----- Supplied information

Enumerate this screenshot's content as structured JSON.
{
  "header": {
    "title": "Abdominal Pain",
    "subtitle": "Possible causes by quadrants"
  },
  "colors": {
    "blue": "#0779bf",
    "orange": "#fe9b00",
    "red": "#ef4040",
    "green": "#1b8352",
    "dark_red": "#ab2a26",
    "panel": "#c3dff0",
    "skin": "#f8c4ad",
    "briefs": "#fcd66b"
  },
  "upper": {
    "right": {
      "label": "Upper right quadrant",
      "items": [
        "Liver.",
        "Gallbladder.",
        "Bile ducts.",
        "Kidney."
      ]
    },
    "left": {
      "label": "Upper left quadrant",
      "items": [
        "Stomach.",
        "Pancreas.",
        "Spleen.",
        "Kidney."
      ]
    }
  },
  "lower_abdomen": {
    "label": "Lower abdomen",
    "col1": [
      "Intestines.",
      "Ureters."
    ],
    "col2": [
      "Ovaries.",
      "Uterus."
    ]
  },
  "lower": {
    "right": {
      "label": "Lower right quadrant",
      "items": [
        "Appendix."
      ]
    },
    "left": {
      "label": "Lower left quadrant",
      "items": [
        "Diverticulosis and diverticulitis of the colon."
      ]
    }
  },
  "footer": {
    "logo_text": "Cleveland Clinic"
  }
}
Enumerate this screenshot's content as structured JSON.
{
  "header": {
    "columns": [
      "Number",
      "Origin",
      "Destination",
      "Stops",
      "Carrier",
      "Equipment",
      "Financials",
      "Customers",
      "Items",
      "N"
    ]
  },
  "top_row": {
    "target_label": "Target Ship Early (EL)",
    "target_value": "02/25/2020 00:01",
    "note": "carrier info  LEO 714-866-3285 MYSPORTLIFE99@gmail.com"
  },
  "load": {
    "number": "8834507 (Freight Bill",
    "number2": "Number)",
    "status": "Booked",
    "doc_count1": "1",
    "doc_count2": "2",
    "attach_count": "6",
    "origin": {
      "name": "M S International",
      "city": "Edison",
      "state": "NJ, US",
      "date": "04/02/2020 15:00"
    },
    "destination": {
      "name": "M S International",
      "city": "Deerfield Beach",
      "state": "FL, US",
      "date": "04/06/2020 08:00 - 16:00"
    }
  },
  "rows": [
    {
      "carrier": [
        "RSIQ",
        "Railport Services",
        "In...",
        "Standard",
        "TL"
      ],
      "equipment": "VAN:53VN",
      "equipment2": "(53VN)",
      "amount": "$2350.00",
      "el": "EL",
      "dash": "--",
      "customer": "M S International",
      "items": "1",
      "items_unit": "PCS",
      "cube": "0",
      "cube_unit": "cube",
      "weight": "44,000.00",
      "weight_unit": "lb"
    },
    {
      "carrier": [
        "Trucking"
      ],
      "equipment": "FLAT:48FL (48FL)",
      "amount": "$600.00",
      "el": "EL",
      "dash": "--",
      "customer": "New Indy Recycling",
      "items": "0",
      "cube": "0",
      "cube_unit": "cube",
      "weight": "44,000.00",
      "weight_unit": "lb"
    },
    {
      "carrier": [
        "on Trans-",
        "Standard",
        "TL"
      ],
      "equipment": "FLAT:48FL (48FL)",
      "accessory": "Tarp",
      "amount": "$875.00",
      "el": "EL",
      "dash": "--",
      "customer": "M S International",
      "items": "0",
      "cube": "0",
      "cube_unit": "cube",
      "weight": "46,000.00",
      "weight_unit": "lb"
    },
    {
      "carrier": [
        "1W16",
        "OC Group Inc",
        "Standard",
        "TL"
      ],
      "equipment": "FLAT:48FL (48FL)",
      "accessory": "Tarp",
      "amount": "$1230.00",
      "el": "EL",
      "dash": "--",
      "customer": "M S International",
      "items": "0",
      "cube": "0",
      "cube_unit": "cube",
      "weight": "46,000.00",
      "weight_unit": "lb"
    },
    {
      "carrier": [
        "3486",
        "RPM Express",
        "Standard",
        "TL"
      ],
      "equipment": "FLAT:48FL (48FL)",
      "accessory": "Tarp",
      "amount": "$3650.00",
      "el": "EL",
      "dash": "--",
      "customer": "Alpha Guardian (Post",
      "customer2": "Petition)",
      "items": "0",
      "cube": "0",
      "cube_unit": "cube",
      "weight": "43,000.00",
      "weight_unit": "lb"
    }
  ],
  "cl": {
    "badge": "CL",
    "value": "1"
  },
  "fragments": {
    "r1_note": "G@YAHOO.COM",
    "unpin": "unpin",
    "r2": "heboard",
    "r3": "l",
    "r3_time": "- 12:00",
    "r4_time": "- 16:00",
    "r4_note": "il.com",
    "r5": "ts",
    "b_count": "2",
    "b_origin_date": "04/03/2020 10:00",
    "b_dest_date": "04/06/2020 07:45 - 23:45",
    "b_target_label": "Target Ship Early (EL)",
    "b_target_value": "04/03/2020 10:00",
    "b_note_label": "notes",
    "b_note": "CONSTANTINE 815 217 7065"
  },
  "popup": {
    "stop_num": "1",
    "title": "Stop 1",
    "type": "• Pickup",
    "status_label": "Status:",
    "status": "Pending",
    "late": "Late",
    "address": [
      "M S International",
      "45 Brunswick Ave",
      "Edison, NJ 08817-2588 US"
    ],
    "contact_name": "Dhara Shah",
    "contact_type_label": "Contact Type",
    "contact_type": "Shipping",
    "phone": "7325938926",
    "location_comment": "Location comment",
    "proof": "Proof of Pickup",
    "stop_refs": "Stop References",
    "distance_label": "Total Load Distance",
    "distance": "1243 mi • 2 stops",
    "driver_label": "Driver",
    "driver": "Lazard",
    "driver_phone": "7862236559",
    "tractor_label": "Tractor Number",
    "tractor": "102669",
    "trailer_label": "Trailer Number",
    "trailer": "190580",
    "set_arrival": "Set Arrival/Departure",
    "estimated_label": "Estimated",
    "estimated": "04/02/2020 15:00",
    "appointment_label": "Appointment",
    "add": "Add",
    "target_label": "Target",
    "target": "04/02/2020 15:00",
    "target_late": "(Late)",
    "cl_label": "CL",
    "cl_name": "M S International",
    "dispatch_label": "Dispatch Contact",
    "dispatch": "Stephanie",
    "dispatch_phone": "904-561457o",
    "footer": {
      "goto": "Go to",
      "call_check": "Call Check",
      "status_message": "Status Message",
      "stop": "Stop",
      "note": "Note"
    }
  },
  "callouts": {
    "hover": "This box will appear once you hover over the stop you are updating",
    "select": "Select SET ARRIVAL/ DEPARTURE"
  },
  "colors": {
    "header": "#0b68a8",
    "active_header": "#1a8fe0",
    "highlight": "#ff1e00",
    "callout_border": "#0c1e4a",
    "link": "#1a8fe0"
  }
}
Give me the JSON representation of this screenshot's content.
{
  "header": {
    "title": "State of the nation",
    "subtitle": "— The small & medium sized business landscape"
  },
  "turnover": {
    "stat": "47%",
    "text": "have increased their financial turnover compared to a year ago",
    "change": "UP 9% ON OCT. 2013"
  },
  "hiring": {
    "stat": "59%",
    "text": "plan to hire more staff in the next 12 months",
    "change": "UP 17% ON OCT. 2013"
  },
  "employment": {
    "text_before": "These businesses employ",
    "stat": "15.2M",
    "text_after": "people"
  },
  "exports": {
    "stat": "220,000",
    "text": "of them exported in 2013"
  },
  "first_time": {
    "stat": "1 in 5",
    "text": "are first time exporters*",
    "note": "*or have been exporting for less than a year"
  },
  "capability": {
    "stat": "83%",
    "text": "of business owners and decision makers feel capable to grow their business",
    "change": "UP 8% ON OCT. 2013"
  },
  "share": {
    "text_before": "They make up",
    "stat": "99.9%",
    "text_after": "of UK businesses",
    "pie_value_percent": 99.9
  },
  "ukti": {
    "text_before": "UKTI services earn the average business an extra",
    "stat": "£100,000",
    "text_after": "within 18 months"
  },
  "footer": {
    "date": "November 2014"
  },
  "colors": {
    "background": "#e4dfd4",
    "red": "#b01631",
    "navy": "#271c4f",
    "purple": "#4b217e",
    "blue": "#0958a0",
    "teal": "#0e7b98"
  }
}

----------

Tally the lines in this data that hold the word "right" and state only the count.

- **Exercise response**:
4